Structured figure records

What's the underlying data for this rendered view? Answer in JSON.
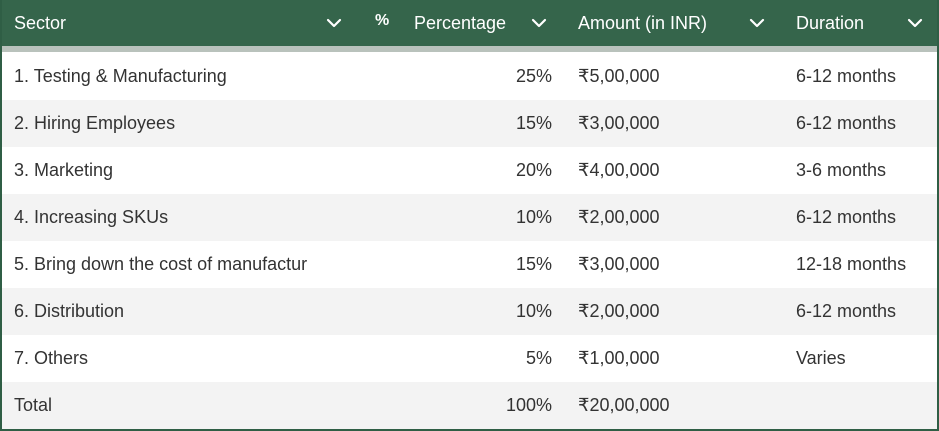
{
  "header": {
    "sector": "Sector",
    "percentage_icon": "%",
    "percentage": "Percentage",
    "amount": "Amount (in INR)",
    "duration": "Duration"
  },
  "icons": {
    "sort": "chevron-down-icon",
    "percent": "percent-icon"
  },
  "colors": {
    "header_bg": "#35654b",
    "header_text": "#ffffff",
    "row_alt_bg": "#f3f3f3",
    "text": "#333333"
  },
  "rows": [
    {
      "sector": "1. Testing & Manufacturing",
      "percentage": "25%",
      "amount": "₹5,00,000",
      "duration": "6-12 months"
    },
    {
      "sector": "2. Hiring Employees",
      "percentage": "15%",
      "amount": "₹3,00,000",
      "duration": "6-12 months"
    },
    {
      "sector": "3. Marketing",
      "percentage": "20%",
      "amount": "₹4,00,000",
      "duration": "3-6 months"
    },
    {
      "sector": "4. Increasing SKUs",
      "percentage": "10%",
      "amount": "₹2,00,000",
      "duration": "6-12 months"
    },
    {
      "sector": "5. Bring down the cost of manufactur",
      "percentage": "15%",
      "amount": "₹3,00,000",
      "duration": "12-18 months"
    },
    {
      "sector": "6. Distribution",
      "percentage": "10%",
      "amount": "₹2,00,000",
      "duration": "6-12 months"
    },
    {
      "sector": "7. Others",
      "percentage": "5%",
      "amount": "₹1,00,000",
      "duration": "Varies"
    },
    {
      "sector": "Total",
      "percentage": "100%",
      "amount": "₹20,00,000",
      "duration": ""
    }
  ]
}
---
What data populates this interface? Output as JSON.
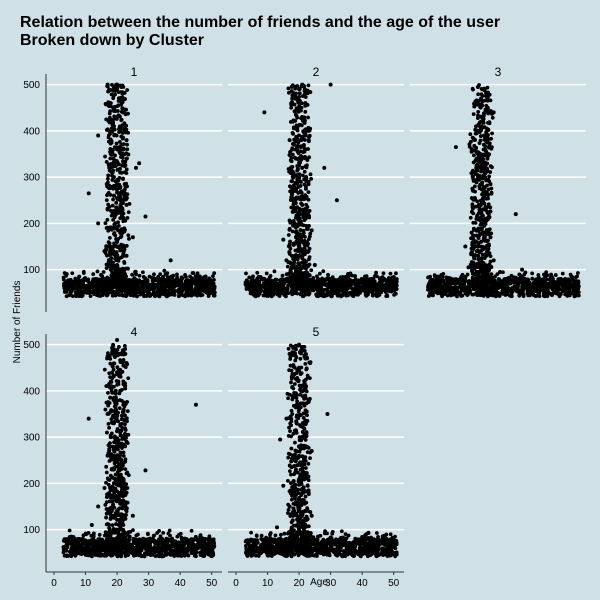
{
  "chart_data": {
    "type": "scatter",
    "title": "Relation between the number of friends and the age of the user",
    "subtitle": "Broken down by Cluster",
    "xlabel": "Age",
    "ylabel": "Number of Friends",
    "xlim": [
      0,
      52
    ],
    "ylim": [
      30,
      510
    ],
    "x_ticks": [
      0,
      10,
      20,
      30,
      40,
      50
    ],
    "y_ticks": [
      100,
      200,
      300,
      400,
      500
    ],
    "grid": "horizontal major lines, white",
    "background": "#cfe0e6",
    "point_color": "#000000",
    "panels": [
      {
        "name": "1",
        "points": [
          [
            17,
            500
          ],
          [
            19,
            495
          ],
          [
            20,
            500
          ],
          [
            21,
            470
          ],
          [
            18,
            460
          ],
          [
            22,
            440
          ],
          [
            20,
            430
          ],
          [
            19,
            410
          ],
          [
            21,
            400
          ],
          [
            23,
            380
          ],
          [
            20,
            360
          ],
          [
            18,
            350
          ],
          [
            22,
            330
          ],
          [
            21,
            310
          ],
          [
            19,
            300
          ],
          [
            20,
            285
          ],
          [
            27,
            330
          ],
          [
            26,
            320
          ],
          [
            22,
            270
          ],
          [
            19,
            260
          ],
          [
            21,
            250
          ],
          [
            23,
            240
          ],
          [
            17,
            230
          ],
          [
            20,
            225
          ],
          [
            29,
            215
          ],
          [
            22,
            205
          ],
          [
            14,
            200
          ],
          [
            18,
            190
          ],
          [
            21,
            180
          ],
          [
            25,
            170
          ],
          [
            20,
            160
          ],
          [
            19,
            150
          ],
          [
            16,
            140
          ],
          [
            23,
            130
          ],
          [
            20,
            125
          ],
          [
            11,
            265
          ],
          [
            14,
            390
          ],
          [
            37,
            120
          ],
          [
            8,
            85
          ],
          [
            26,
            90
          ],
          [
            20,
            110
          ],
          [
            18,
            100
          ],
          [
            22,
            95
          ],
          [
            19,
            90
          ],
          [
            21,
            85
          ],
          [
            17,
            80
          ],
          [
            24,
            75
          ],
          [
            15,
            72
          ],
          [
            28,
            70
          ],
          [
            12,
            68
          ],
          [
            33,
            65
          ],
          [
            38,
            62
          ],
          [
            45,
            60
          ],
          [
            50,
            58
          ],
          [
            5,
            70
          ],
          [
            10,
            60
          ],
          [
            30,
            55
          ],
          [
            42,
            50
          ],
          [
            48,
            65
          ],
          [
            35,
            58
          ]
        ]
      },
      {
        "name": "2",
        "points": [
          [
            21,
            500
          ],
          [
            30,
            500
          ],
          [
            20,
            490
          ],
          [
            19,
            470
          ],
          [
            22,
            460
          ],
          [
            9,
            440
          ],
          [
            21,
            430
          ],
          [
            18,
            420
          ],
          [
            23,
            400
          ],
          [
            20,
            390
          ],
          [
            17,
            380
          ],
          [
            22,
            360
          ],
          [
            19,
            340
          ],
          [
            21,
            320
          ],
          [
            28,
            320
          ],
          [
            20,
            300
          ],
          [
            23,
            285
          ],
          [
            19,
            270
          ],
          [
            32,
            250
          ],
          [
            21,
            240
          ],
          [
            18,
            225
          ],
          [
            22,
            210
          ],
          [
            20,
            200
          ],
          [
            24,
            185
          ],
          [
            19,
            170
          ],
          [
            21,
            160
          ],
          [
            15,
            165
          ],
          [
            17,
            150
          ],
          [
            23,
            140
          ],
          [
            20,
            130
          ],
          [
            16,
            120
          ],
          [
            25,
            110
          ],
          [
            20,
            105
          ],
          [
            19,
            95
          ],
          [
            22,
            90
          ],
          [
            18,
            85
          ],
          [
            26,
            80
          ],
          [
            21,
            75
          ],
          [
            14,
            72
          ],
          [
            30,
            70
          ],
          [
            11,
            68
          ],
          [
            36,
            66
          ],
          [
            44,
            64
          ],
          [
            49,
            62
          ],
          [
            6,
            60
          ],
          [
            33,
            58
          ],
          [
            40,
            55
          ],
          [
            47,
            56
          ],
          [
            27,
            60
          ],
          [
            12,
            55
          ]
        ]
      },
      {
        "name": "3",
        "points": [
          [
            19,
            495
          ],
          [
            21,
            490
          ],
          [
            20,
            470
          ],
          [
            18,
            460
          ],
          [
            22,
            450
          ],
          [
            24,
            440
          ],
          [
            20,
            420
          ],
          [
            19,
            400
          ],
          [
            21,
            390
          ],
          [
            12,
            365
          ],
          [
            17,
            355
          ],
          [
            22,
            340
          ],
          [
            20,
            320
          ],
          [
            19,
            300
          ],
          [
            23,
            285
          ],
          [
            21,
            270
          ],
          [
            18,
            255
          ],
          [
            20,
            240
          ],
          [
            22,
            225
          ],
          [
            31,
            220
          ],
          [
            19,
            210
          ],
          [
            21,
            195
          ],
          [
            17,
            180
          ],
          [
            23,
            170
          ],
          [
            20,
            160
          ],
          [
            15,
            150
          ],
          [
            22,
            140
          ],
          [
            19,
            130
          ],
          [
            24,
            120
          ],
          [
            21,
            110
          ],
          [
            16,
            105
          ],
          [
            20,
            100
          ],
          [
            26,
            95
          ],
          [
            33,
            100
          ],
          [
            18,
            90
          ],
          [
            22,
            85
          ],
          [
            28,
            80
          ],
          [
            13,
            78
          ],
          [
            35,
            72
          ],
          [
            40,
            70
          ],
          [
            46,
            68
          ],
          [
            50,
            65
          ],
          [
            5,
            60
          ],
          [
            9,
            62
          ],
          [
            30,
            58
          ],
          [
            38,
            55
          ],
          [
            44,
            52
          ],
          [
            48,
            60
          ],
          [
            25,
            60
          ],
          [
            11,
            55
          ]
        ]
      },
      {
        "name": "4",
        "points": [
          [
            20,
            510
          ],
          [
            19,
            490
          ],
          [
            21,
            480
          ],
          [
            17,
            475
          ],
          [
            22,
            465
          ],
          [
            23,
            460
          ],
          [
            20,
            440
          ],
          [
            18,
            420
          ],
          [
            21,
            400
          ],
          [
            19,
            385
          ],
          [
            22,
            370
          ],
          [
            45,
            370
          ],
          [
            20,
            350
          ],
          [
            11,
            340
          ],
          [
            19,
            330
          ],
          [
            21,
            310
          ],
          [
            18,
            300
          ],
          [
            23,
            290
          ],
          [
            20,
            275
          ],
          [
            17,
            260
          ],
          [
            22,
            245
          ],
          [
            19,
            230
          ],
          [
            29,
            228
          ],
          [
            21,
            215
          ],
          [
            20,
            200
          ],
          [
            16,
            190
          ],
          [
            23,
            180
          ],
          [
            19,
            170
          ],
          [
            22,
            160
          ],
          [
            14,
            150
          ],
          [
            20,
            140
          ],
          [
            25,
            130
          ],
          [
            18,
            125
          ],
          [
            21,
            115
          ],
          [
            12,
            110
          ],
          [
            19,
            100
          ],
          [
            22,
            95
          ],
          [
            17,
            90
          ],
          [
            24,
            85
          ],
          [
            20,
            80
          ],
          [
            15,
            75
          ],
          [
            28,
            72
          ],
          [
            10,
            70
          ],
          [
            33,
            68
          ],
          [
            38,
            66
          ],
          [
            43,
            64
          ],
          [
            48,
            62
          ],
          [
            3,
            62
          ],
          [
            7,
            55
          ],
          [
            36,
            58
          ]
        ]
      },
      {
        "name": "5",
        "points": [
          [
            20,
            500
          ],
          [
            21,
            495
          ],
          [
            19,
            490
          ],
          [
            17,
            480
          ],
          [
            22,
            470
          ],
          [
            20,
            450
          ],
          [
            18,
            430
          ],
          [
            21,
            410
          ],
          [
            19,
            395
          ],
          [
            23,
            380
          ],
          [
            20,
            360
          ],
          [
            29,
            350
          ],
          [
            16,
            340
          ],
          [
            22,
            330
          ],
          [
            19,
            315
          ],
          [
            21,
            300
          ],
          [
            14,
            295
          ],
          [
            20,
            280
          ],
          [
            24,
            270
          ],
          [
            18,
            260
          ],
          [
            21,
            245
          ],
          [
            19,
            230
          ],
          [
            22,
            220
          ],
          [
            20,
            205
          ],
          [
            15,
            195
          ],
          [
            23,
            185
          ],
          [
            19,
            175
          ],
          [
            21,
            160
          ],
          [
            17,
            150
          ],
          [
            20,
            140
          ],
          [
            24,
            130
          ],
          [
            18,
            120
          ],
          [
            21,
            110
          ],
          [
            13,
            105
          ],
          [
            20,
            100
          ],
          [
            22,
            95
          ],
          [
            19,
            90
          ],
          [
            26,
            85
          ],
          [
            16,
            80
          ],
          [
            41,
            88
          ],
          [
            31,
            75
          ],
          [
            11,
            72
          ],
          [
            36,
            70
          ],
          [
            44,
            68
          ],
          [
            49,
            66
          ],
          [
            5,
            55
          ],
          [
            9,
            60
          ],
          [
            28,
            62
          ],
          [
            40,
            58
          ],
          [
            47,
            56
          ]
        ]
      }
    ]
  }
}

* _EXERCISE DETAILS_
Extract all lines of the records above that include "JSON".

* _TASK RESULT_
What's the underlying data for this rendered view? Answer in JSON.
What data populates this interface? Output as JSON.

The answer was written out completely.